WORK TO COMPLETE
Pull out every line of the listing below where "sobre" appears.

RECORD SET
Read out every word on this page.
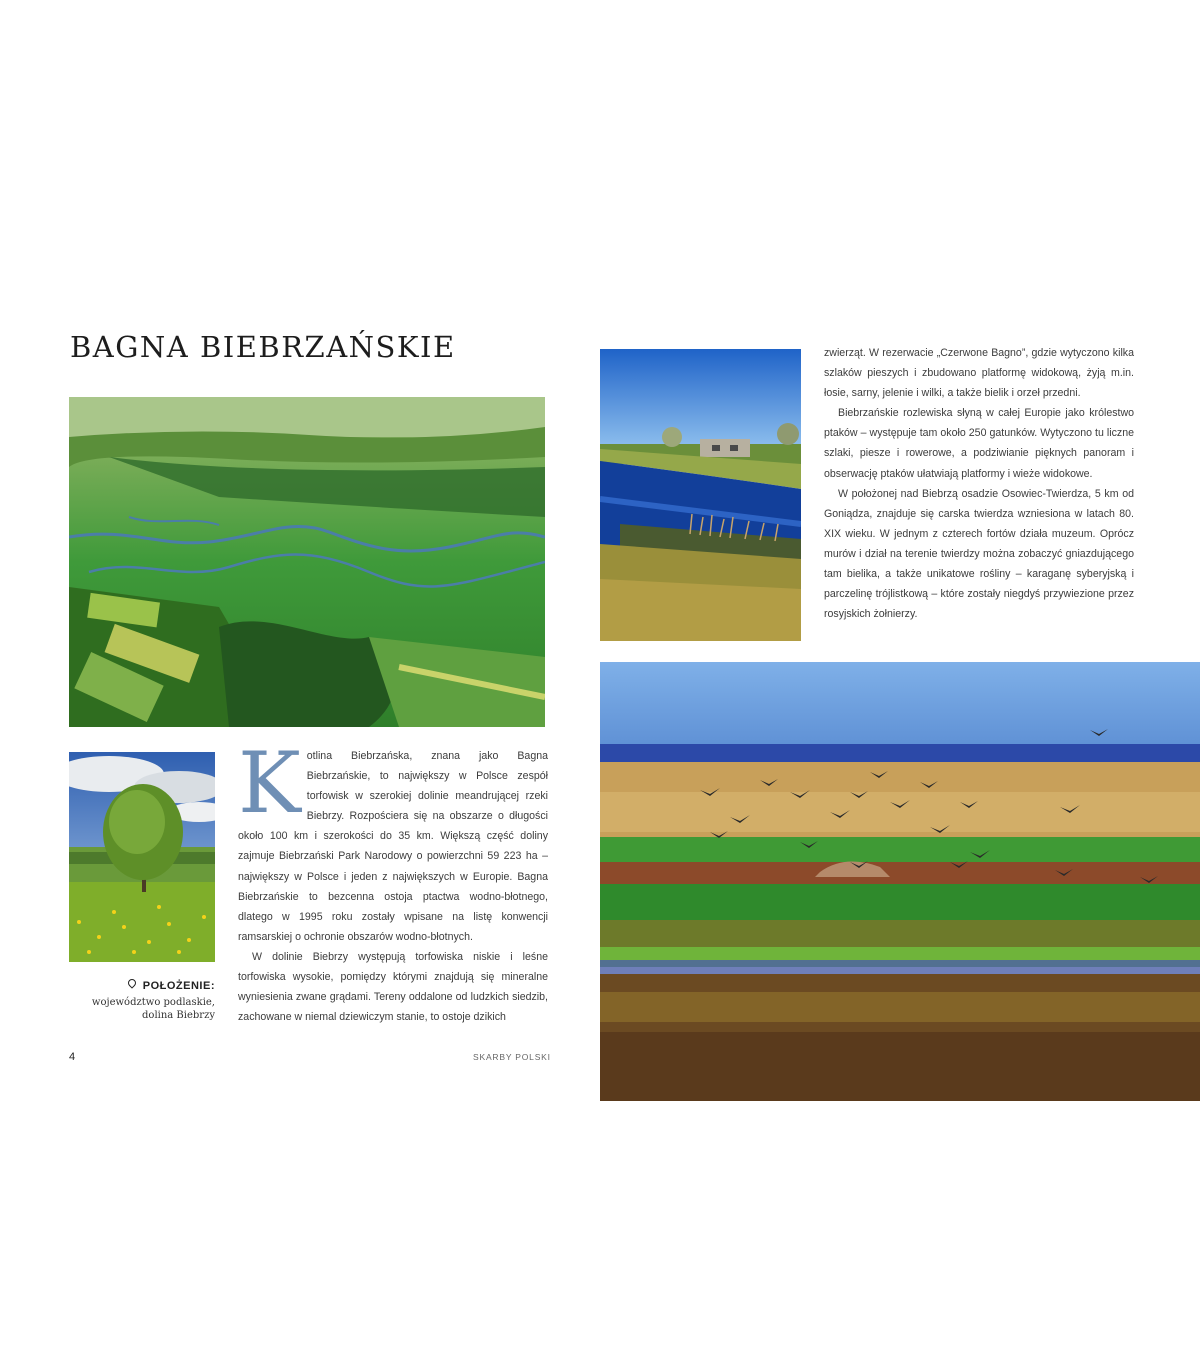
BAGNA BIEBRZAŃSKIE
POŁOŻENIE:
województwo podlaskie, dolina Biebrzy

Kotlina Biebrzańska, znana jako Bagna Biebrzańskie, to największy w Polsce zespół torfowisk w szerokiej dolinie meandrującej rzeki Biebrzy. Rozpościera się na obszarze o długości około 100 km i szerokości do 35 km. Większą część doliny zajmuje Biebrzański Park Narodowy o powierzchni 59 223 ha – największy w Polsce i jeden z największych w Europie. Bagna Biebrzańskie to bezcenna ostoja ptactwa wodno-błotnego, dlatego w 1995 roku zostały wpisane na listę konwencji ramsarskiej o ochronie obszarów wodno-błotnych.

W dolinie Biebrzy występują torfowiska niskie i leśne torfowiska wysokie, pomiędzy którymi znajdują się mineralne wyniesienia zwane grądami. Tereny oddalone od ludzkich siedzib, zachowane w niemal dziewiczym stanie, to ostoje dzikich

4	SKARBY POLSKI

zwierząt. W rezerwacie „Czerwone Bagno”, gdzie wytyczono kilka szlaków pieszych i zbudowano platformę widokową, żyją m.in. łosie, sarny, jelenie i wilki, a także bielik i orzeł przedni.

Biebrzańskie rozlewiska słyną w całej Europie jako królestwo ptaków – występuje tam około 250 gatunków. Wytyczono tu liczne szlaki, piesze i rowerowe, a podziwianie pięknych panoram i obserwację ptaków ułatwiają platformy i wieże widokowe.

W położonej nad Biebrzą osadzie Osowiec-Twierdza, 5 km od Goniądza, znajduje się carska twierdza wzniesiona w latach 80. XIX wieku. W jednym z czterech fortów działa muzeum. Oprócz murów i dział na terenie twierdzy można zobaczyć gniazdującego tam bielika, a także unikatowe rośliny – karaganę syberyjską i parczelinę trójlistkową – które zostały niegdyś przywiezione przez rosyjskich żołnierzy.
* * *
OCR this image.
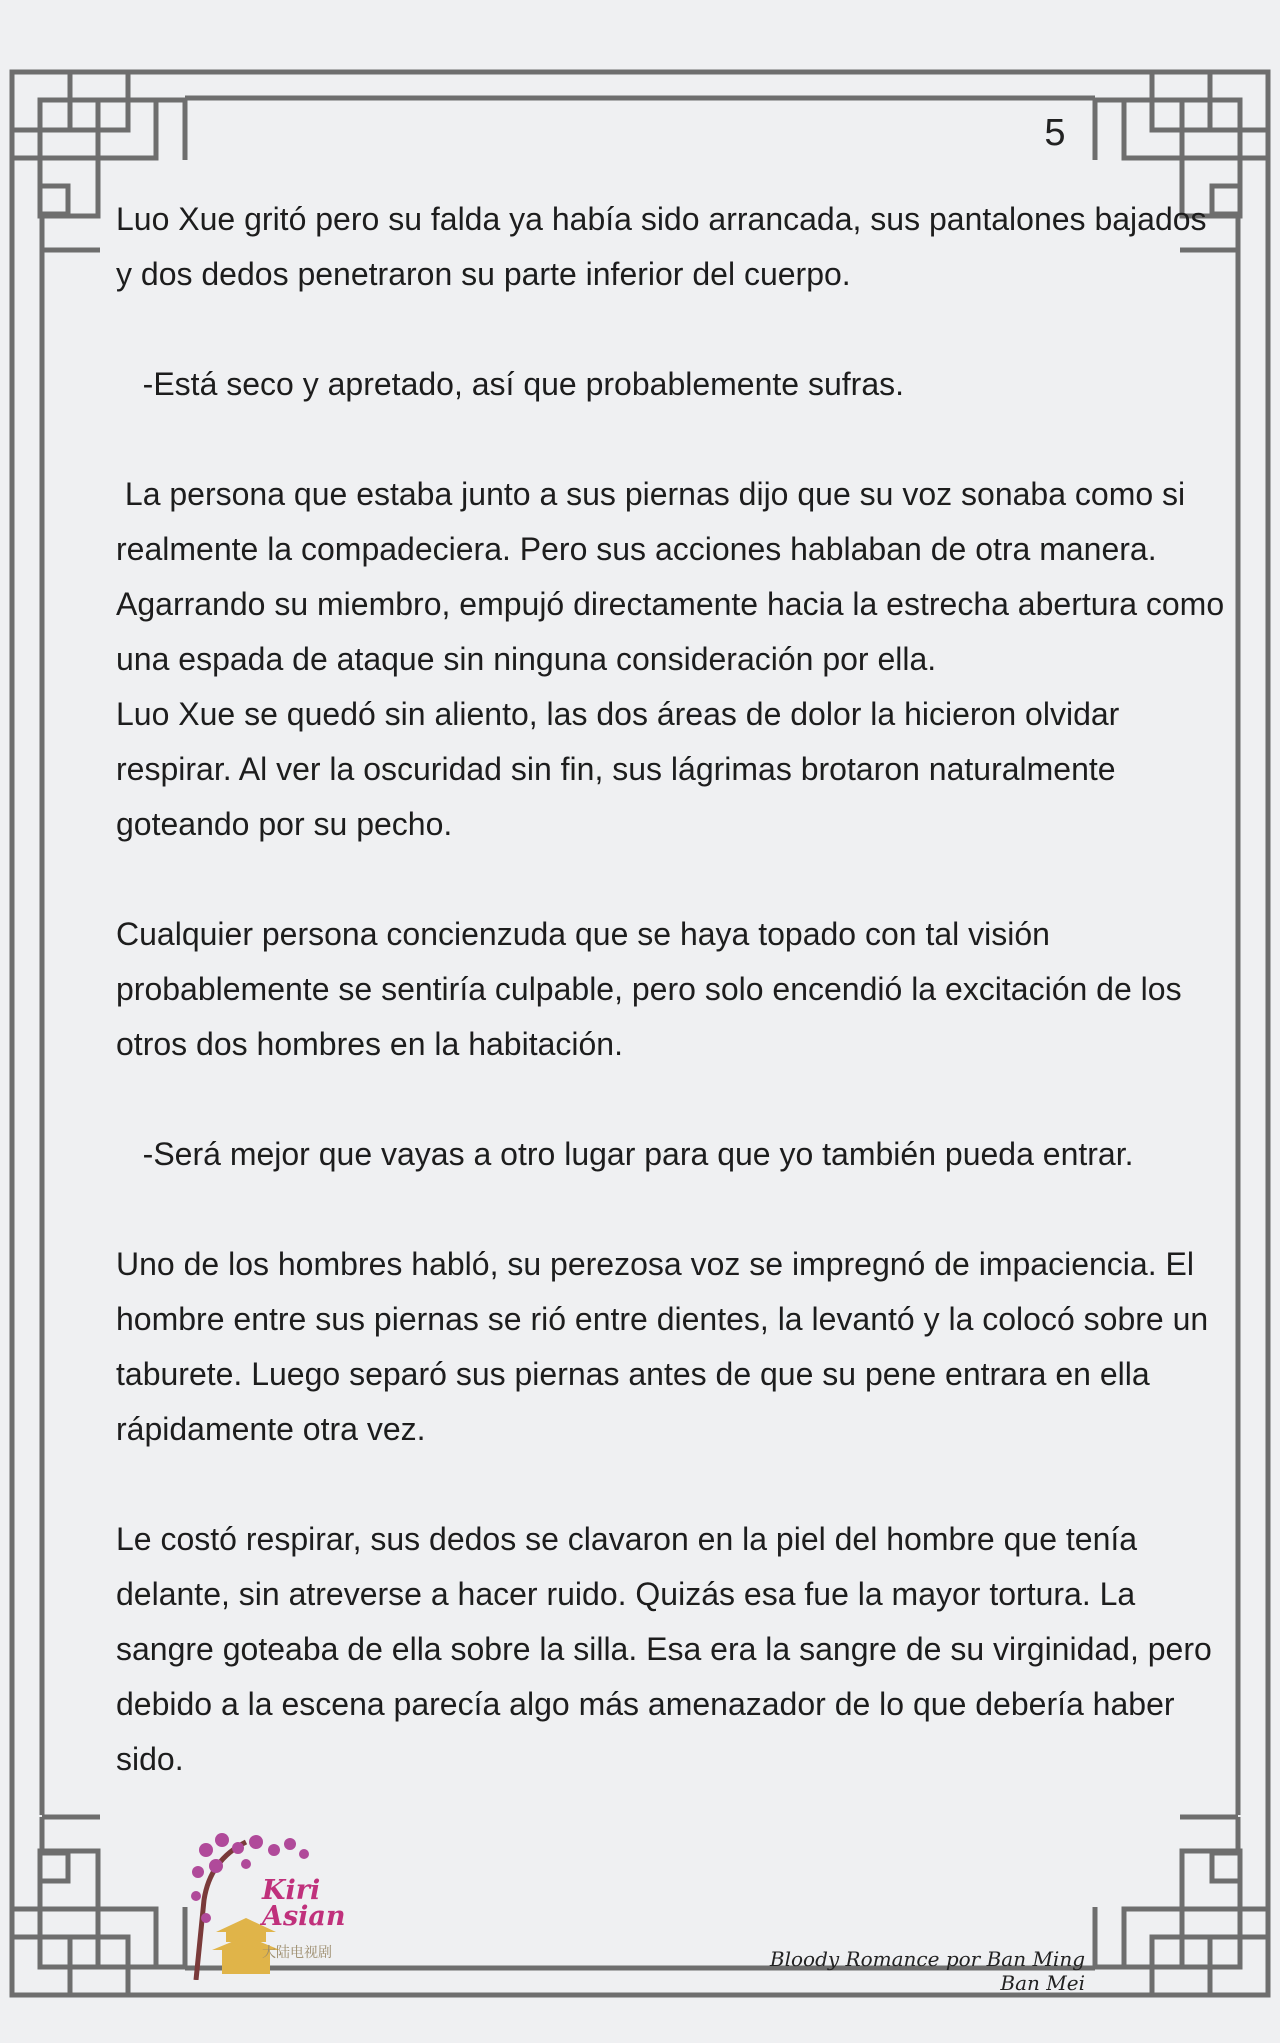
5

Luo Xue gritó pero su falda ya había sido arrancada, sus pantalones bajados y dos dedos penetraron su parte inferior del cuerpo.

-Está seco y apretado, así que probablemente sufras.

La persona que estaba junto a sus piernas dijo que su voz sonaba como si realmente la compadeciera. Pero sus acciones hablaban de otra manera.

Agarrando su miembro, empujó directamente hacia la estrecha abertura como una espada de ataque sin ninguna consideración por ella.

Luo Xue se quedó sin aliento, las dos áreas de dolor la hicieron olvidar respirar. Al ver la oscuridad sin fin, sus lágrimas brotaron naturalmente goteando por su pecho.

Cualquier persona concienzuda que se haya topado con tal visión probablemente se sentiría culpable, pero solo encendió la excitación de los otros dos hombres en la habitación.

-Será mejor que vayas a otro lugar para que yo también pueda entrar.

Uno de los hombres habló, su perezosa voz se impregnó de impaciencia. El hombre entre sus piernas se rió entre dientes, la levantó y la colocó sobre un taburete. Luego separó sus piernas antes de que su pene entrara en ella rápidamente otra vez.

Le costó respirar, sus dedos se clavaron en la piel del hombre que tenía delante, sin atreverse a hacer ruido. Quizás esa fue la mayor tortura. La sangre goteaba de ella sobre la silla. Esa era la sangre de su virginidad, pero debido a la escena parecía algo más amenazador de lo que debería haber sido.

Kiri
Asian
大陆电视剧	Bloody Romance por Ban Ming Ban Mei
--
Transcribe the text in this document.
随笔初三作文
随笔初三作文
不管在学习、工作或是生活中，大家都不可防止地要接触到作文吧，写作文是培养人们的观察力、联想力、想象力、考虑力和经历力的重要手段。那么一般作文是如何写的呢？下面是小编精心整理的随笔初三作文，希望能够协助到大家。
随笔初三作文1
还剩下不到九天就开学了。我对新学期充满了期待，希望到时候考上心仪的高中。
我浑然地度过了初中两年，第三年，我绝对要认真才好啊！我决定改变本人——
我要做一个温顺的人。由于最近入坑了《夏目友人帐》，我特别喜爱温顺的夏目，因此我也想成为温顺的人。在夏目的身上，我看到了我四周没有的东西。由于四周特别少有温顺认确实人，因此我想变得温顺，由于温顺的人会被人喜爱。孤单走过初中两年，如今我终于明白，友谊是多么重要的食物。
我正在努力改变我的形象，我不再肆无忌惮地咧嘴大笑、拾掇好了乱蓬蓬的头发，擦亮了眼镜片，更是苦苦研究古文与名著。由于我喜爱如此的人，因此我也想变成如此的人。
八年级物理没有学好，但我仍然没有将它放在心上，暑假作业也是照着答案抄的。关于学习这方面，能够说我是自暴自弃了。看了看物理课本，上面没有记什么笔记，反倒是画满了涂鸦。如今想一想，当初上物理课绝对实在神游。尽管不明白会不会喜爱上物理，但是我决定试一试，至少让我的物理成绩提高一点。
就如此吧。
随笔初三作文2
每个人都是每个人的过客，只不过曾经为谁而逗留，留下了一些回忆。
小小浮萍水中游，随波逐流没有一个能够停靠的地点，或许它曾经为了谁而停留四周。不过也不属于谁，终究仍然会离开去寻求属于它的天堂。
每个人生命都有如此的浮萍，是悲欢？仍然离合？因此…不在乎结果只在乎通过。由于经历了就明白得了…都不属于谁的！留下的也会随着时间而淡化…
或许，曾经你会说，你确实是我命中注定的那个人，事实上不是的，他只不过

FINAL RESULT
Uno de los hombres habló, su perezosa voz se impregnó de impaciencia. El hombre entre sus piernas se rió entre dientes, la levantó y la colocó sobre un taburete. Luego separó sus piernas antes de que su pene entrara en ella rápidamente otra vez.
Le costó respirar, sus dedos se clavaron en la piel del hombre que tenía delante, sin atreverse a hacer ruido. Quizás esa fue la mayor tortura. La sangre goteaba de ella sobre la silla. Esa era la sangre de su virginidad, pero debido a la escena parecía algo más amenazador de lo que debería haber sido.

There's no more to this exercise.